### EXERCISE OBJECTIVE
Copy out the whole listing exactly as written, leaving the pictures behind.

### EXTRACTED INFORMATION
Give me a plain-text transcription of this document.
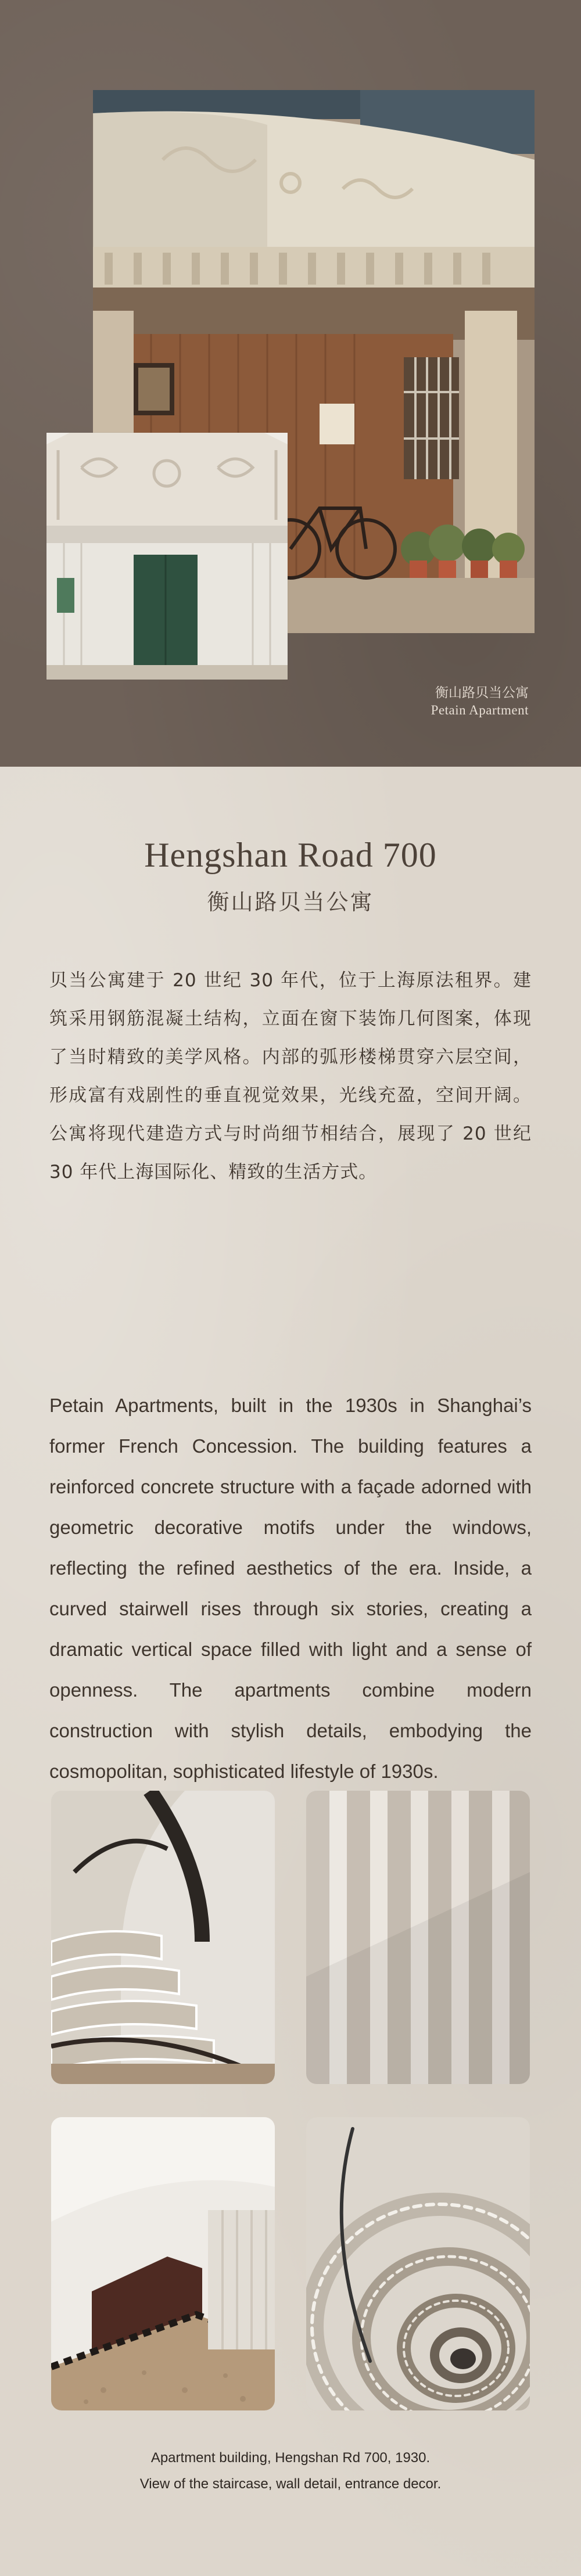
衡山路贝当公寓
Petain Apartment
Hengshan Road 700
衡山路贝当公寓

贝当公寓建于 20 世纪 30 年代，位于上海原法租界。建筑采用钢筋混凝土结构，立面在窗下装饰几何图案，体现了当时精致的美学风格。内部的弧形楼梯贯穿六层空间，形成富有戏剧性的垂直视觉效果，光线充盈，空间开阔。公寓将现代建造方式与时尚细节相结合，展现了 20 世纪 30 年代上海国际化、精致的生活方式。

Petain Apartments, built in the 1930s in Shanghai’s former French Concession. The building features a reinforced concrete structure with a façade adorned with geometric decorative motifs under the windows, reflecting the refined aesthetics of the era. Inside, a curved stairwell rises through six stories, creating a dramatic vertical space filled with light and a sense of openness. The apartments combine modern construction with stylish details, embodying the cosmopolitan, sophisticated lifestyle of 1930s.

Apartment building, Hengshan Rd 700, 1930.
View of the staircase, wall detail, entrance decor.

### ANSWER IN FULL
Give me a plain-text transcription of this document.
衡山路贝当公寓
Petain Apartment
Hengshan Road 700
衡山路贝当公寓

贝当公寓建于 20 世纪 30 年代，位于上海原法租界。建筑采用钢筋混凝土结构，立面在窗下装饰几何图案，体现了当时精致的美学风格。内部的弧形楼梯贯穿六层空间，形成富有戏剧性的垂直视觉效果，光线充盈，空间开阔。公寓将现代建造方式与时尚细节相结合，展现了 20 世纪 30 年代上海国际化、精致的生活方式。

Petain Apartments, built in the 1930s in Shanghai’s former French Concession. The building features a reinforced concrete structure with a façade adorned with geometric decorative motifs under the windows, reflecting the refined aesthetics of the era. Inside, a curved stairwell rises through six stories, creating a dramatic vertical space filled with light and a sense of openness. The apartments combine modern construction with stylish details, embodying the cosmopolitan, sophisticated lifestyle of 1930s.

Apartment building, Hengshan Rd 700, 1930.
View of the staircase, wall detail, entrance decor.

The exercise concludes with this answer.